Data to use:
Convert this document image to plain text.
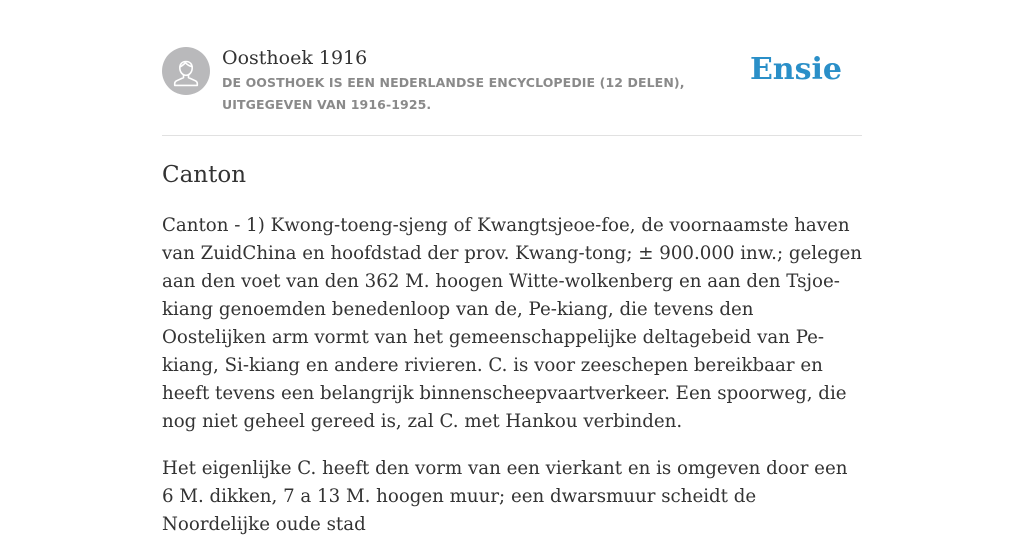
Oosthoek 1916
DE OOSTHOEK IS EEN NEDERLANDSE ENCYCLOPEDIE (12 DELEN), UITGEGEVEN VAN 1916-1925.
Ensie
Canton

Canton - 1) Kwong-toeng-sjeng of Kwangtsjeoe-foe, de voornaamste haven van ZuidChina en hoofdstad der prov. Kwang-tong; ± 900.000 inw.; gelegen aan den voet van den 362 M. hoogen Witte-wolkenberg en aan den Tsjoe-kiang genoemden benedenloop van de, Pe-kiang, die tevens den Oostelijken arm vormt van het gemeenschappelijke deltagebeid van Pe-kiang, Si-kiang en andere rivieren. C. is voor zeeschepen bereikbaar en heeft tevens een belangrijk binnenscheepvaartverkeer. Een spoorweg, die nog niet geheel gereed is, zal C. met Hankou verbinden.

Het eigenlijke C. heeft den vorm van een vierkant en is omgeven door een 6 M. dikken, 7 a 13 M. hoogen muur; een dwarsmuur scheidt de Noordelijke oude stad
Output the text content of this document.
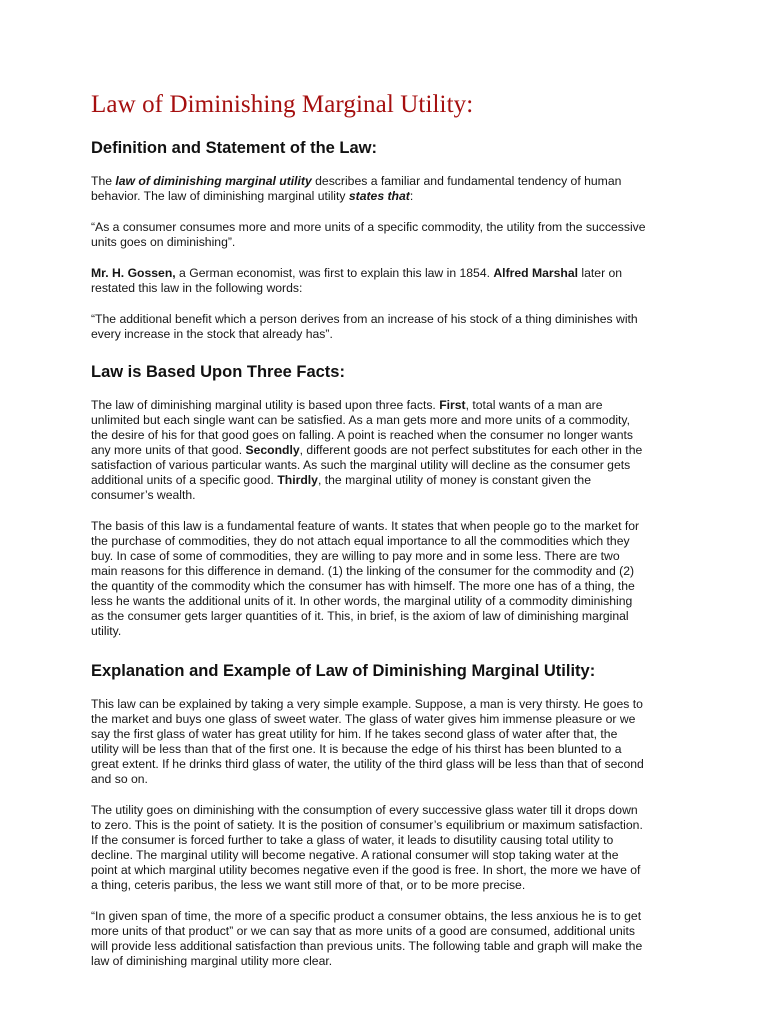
Law of Diminishing Marginal Utility:
Definition and Statement of the Law:

The law of diminishing marginal utility describes a familiar and fundamental tendency of human behavior. The law of diminishing marginal utility states that:

“As a consumer consumes more and more units of a specific commodity, the utility from the successive units goes on diminishing”.

Mr. H. Gossen, a German economist, was first to explain this law in 1854. Alfred Marshal later on restated this law in the following words:

“The additional benefit which a person derives from an increase of his stock of a thing diminishes with every increase in the stock that already has”.

Law is Based Upon Three Facts:

The law of diminishing marginal utility is based upon three facts. First, total wants of a man are unlimited but each single want can be satisfied. As a man gets more and more units of a commodity, the desire of his for that good goes on falling. A point is reached when the consumer no longer wants any more units of that good. Secondly, different goods are not perfect substitutes for each other in the satisfaction of various particular wants. As such the marginal utility will decline as the consumer gets additional units of a specific good. Thirdly, the marginal utility of money is constant given the consumer’s wealth.

The basis of this law is a fundamental feature of wants. It states that when people go to the market for the purchase of commodities, they do not attach equal importance to all the commodities which they buy. In case of some of commodities, they are willing to pay more and in some less. There are two main reasons for this difference in demand. (1) the linking of the consumer for the commodity and (2) the quantity of the commodity which the consumer has with himself. The more one has of a thing, the less he wants the additional units of it. In other words, the marginal utility of a commodity diminishing as the consumer gets larger quantities of it. This, in brief, is the axiom of law of diminishing marginal utility.

Explanation and Example of Law of Diminishing Marginal Utility:

This law can be explained by taking a very simple example. Suppose, a man is very thirsty. He goes to the market and buys one glass of sweet water. The glass of water gives him immense pleasure or we say the first glass of water has great utility for him. If he takes second glass of water after that, the utility will be less than that of the first one. It is because the edge of his thirst has been blunted to a great extent. If he drinks third glass of water, the utility of the third glass will be less than that of second and so on.

The utility goes on diminishing with the consumption of every successive glass water till it drops down to zero. This is the point of satiety. It is the position of consumer’s equilibrium or maximum satisfaction. If the consumer is forced further to take a glass of water, it leads to disutility causing total utility to decline. The marginal utility will become negative. A rational consumer will stop taking water at the point at which marginal utility becomes negative even if the good is free. In short, the more we have of a thing, ceteris paribus, the less we want still more of that, or to be more precise.

“In given span of time, the more of a specific product a consumer obtains, the less anxious he is to get more units of that product” or we can say that as more units of a good are consumed, additional units will provide less additional satisfaction than previous units. The following table and graph will make the law of diminishing marginal utility more clear.
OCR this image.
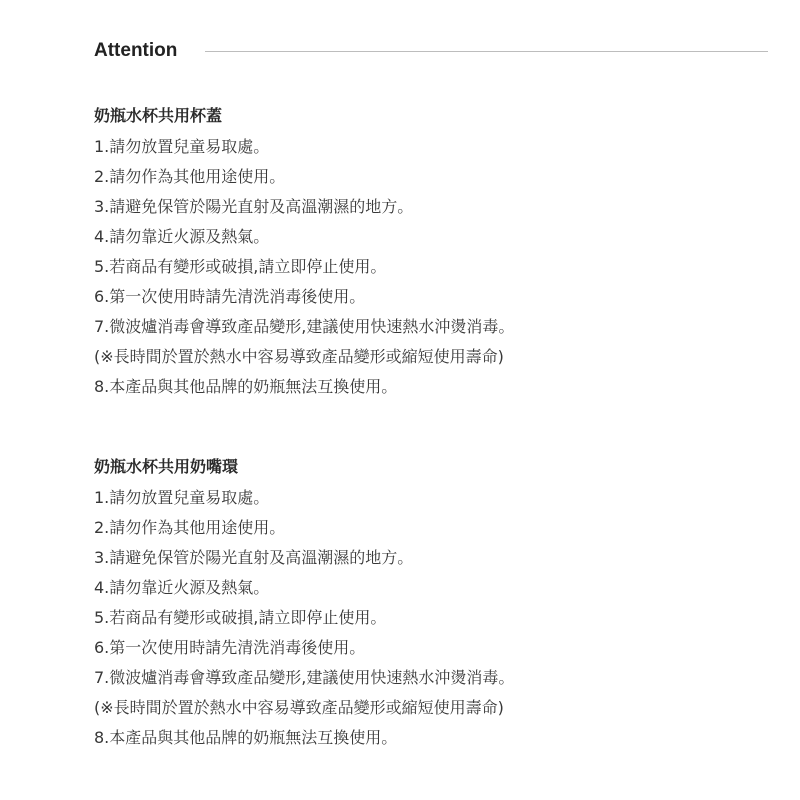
Attention
奶瓶水杯共用杯蓋
1.請勿放置兒童易取處。
2.請勿作為其他用途使用。
3.請避免保管於陽光直射及高溫潮濕的地方。
4.請勿靠近火源及熱氣。
5.若商品有變形或破損,請立即停止使用。
6.第一次使用時請先清洗消毒後使用。
7.微波爐消毒會導致產品變形,建議使用快速熱水沖燙消毒。
(※長時間於置於熱水中容易導致產品變形或縮短使用壽命)
8.本產品與其他品牌的奶瓶無法互換使用。
奶瓶水杯共用奶嘴環
1.請勿放置兒童易取處。
2.請勿作為其他用途使用。
3.請避免保管於陽光直射及高溫潮濕的地方。
4.請勿靠近火源及熱氣。
5.若商品有變形或破損,請立即停止使用。
6.第一次使用時請先清洗消毒後使用。
7.微波爐消毒會導致產品變形,建議使用快速熱水沖燙消毒。
(※長時間於置於熱水中容易導致產品變形或縮短使用壽命)
8.本產品與其他品牌的奶瓶無法互換使用。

Task brief: What is needed is an exact reproduction of the data, pictures excluded.

The response:
Convert this document image to plain text.
Oosthoek 1916
DE OOSTHOEK IS EEN NEDERLANDSE ENCYCLOPEDIE (12 DELEN), UITGEGEVEN VAN 1916-1925.
Ensie
Canton

Canton - 1) Kwong-toeng-sjeng of Kwangtsjeoe-foe, de voornaamste haven van ZuidChina en hoofdstad der prov. Kwang-tong; ± 900.000 inw.; gelegen aan den voet van den 362 M. hoogen Witte-wolkenberg en aan den Tsjoe-kiang genoemden benedenloop van de, Pe-kiang, die tevens den Oostelijken arm vormt van het gemeenschappelijke deltagebeid van Pe-kiang, Si-kiang en andere rivieren. C. is voor zeeschepen bereikbaar en heeft tevens een belangrijk binnenscheepvaartverkeer. Een spoorweg, die nog niet geheel gereed is, zal C. met Hankou verbinden.

Het eigenlijke C. heeft den vorm van een vierkant en is omgeven door een 6 M. dikken, 7 a 13 M. hoogen muur; een dwarsmuur scheidt de Noordelijke oude stad
Output the text content of this document.
Law of Diminishing Marginal Utility:
Definition and Statement of the Law:

The law of diminishing marginal utility describes a familiar and fundamental tendency of human behavior. The law of diminishing marginal utility states that:

“As a consumer consumes more and more units of a specific commodity, the utility from the successive units goes on diminishing”.

Mr. H. Gossen, a German economist, was first to explain this law in 1854. Alfred Marshal later on restated this law in the following words:

“The additional benefit which a person derives from an increase of his stock of a thing diminishes with every increase in the stock that already has”.

Law is Based Upon Three Facts:

The law of diminishing marginal utility is based upon three facts. First, total wants of a man are unlimited but each single want can be satisfied. As a man gets more and more units of a commodity, the desire of his for that good goes on falling. A point is reached when the consumer no longer wants any more units of that good. Secondly, different goods are not perfect substitutes for each other in the satisfaction of various particular wants. As such the marginal utility will decline as the consumer gets additional units of a specific good. Thirdly, the marginal utility of money is constant given the consumer’s wealth.

The basis of this law is a fundamental feature of wants. It states that when people go to the market for the purchase of commodities, they do not attach equal importance to all the commodities which they buy. In case of some of commodities, they are willing to pay more and in some less. There are two main reasons for this difference in demand. (1) the linking of the consumer for the commodity and (2) the quantity of the commodity which the consumer has with himself. The more one has of a thing, the less he wants the additional units of it. In other words, the marginal utility of a commodity diminishing as the consumer gets larger quantities of it. This, in brief, is the axiom of law of diminishing marginal utility.

Explanation and Example of Law of Diminishing Marginal Utility:

This law can be explained by taking a very simple example. Suppose, a man is very thirsty. He goes to the market and buys one glass of sweet water. The glass of water gives him immense pleasure or we say the first glass of water has great utility for him. If he takes second glass of water after that, the utility will be less than that of the first one. It is because the edge of his thirst has been blunted to a great extent. If he drinks third glass of water, the utility of the third glass will be less than that of second and so on.

The utility goes on diminishing with the consumption of every successive glass water till it drops down to zero. This is the point of satiety. It is the position of consumer’s equilibrium or maximum satisfaction. If the consumer is forced further to take a glass of water, it leads to disutility causing total utility to decline. The marginal utility will become negative. A rational consumer will stop taking water at the point at which marginal utility becomes negative even if the good is free. In short, the more we have of a thing, ceteris paribus, the less we want still more of that, or to be more precise.

“In given span of time, the more of a specific product a consumer obtains, the less anxious he is to get more units of that product” or we can say that as more units of a good are consumed, additional units will provide less additional satisfaction than previous units. The following table and graph will make the law of diminishing marginal utility more clear.
OCR this image.
Attention
奶瓶水杯共用杯蓋
1.請勿放置兒童易取處。
2.請勿作為其他用途使用。
3.請避免保管於陽光直射及高溫潮濕的地方。
4.請勿靠近火源及熱氣。
5.若商品有變形或破損,請立即停止使用。
6.第一次使用時請先清洗消毒後使用。
7.微波爐消毒會導致產品變形,建議使用快速熱水沖燙消毒。
(※長時間於置於熱水中容易導致產品變形或縮短使用壽命)
8.本產品與其他品牌的奶瓶無法互換使用。
奶瓶水杯共用奶嘴環
1.請勿放置兒童易取處。
2.請勿作為其他用途使用。
3.請避免保管於陽光直射及高溫潮濕的地方。
4.請勿靠近火源及熱氣。
5.若商品有變形或破損,請立即停止使用。
6.第一次使用時請先清洗消毒後使用。
7.微波爐消毒會導致產品變形,建議使用快速熱水沖燙消毒。
(※長時間於置於熱水中容易導致產品變形或縮短使用壽命)
8.本產品與其他品牌的奶瓶無法互換使用。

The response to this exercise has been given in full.